(DATA EXTRACTS):
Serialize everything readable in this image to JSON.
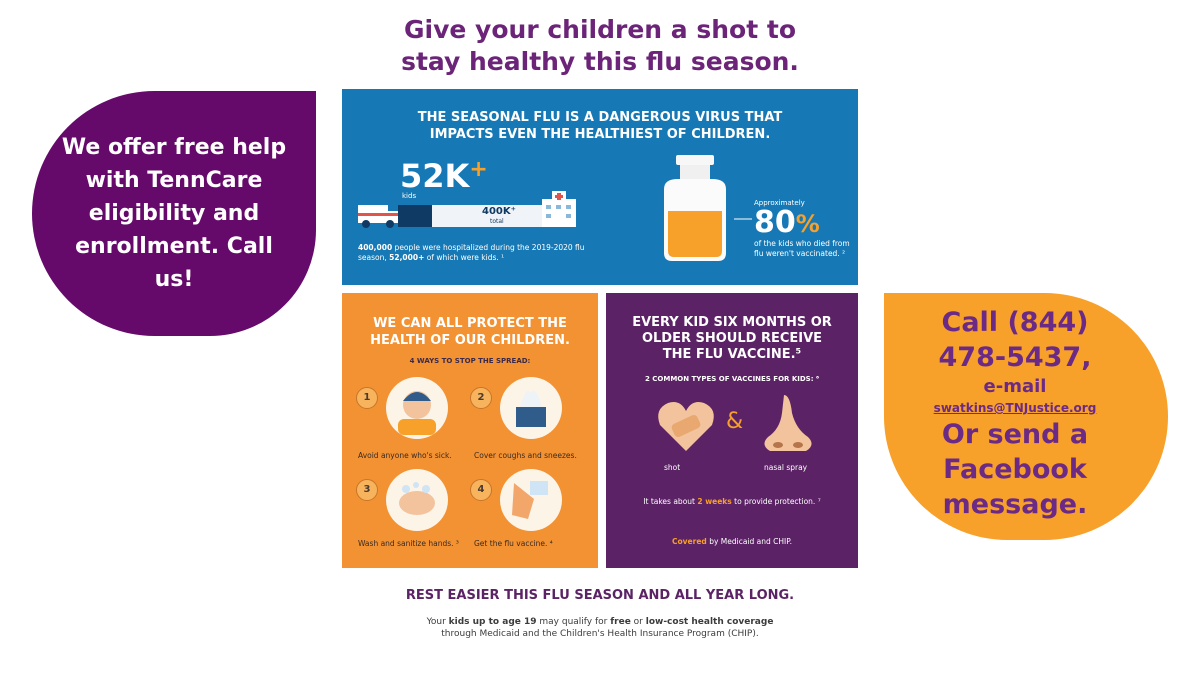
{
  "headline": {
    "line1": "Give your children a shot to",
    "line2": "stay healthy this flu season."
  },
  "left_bubble": {
    "text": "We offer free help with TennCare eligibility and enrollment. Call us!"
  },
  "right_bubble": {
    "call_line1": "Call (844)",
    "call_line2": "478-5437,",
    "email_label": "e-mail",
    "email": "swatkins@TNJustice.org",
    "send_line1": "Or send a",
    "send_line2": "Facebook",
    "send_line3": "message."
  },
  "infographic": {
    "blue": {
      "title_line1": "THE SEASONAL FLU IS A DANGEROUS VIRUS THAT",
      "title_line2": "IMPACTS EVEN THE HEALTHIEST OF CHILDREN.",
      "stat_kids": "52K",
      "stat_plus": "+",
      "kids_label": "kids",
      "stat_total": "400K⁺",
      "total_label": "total",
      "hospital_desc_bold1": "400,000",
      "hospital_desc_mid": " people were hospitalized during the 2019-2020 flu season, ",
      "hospital_desc_bold2": "52,000+",
      "hospital_desc_end": " of which were kids. ¹",
      "approx_label": "Approximately",
      "percent_value": "80",
      "percent_sign": "%",
      "died_desc": "of the kids who died from flu weren't vaccinated. ²"
    },
    "orange": {
      "title_line1": "WE CAN ALL PROTECT THE",
      "title_line2": "HEALTH OF OUR CHILDREN.",
      "subtitle": "4 WAYS TO STOP THE SPREAD:",
      "steps": [
        {
          "num": "1",
          "caption": "Avoid anyone who's sick."
        },
        {
          "num": "2",
          "caption": "Cover coughs and sneezes."
        },
        {
          "num": "3",
          "caption": "Wash and sanitize hands. ³"
        },
        {
          "num": "4",
          "caption": "Get the flu vaccine. ⁴"
        }
      ]
    },
    "purple": {
      "title_line1": "EVERY KID SIX MONTHS OR",
      "title_line2": "OLDER SHOULD RECEIVE",
      "title_line3": "THE FLU VACCINE.⁵",
      "subtitle": "2 COMMON TYPES OF VACCINES FOR KIDS: ⁶",
      "amp": "&",
      "type1": "shot",
      "type2": "nasal spray",
      "takes_pre": "It takes about ",
      "takes_bold": "2 weeks",
      "takes_post": " to provide protection. ⁷",
      "covered_bold": "Covered",
      "covered_rest": " by Medicaid and CHIP."
    },
    "rest": {
      "title": "REST EASIER THIS FLU SEASON AND ALL YEAR LONG.",
      "body_pre": "Your ",
      "body_bold1": "kids up to age 19",
      "body_mid1": " may qualify for ",
      "body_bold2": "free",
      "body_mid2": " or ",
      "body_bold3": "low-cost health coverage",
      "body_line2": "through Medicaid and the Children's Health Insurance Program (CHIP)."
    }
  },
  "colors": {
    "purple": "#650a6a",
    "orange": "#f7a02a",
    "blue": "#1679b5",
    "headline": "#6b2478"
  }
}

(TASK STATEMENT):
Every line above goes into your copy exactly; no images go in.

(RESPONSE):
Serialize everything readable in this image to JSON.
{
  "headline": {
    "line1": "Give your children a shot to",
    "line2": "stay healthy this flu season."
  },
  "left_bubble": {
    "text": "We offer free help with TennCare eligibility and enrollment. Call us!"
  },
  "right_bubble": {
    "call_line1": "Call (844)",
    "call_line2": "478-5437,",
    "email_label": "e-mail",
    "email": "swatkins@TNJustice.org",
    "send_line1": "Or send a",
    "send_line2": "Facebook",
    "send_line3": "message."
  },
  "infographic": {
    "blue": {
      "title_line1": "THE SEASONAL FLU IS A DANGEROUS VIRUS THAT",
      "title_line2": "IMPACTS EVEN THE HEALTHIEST OF CHILDREN.",
      "stat_kids": "52K",
      "stat_plus": "+",
      "kids_label": "kids",
      "stat_total": "400K⁺",
      "total_label": "total",
      "hospital_desc_bold1": "400,000",
      "hospital_desc_mid": " people were hospitalized during the 2019-2020 flu season, ",
      "hospital_desc_bold2": "52,000+",
      "hospital_desc_end": " of which were kids. ¹",
      "approx_label": "Approximately",
      "percent_value": "80",
      "percent_sign": "%",
      "died_desc": "of the kids who died from flu weren't vaccinated. ²"
    },
    "orange": {
      "title_line1": "WE CAN ALL PROTECT THE",
      "title_line2": "HEALTH OF OUR CHILDREN.",
      "subtitle": "4 WAYS TO STOP THE SPREAD:",
      "steps": [
        {
          "num": "1",
          "caption": "Avoid anyone who's sick."
        },
        {
          "num": "2",
          "caption": "Cover coughs and sneezes."
        },
        {
          "num": "3",
          "caption": "Wash and sanitize hands. ³"
        },
        {
          "num": "4",
          "caption": "Get the flu vaccine. ⁴"
        }
      ]
    },
    "purple": {
      "title_line1": "EVERY KID SIX MONTHS OR",
      "title_line2": "OLDER SHOULD RECEIVE",
      "title_line3": "THE FLU VACCINE.⁵",
      "subtitle": "2 COMMON TYPES OF VACCINES FOR KIDS: ⁶",
      "amp": "&",
      "type1": "shot",
      "type2": "nasal spray",
      "takes_pre": "It takes about ",
      "takes_bold": "2 weeks",
      "takes_post": " to provide protection. ⁷",
      "covered_bold": "Covered",
      "covered_rest": " by Medicaid and CHIP."
    },
    "rest": {
      "title": "REST EASIER THIS FLU SEASON AND ALL YEAR LONG.",
      "body_pre": "Your ",
      "body_bold1": "kids up to age 19",
      "body_mid1": " may qualify for ",
      "body_bold2": "free",
      "body_mid2": " or ",
      "body_bold3": "low-cost health coverage",
      "body_line2": "through Medicaid and the Children's Health Insurance Program (CHIP)."
    }
  },
  "colors": {
    "purple": "#650a6a",
    "orange": "#f7a02a",
    "blue": "#1679b5",
    "headline": "#6b2478"
  }
}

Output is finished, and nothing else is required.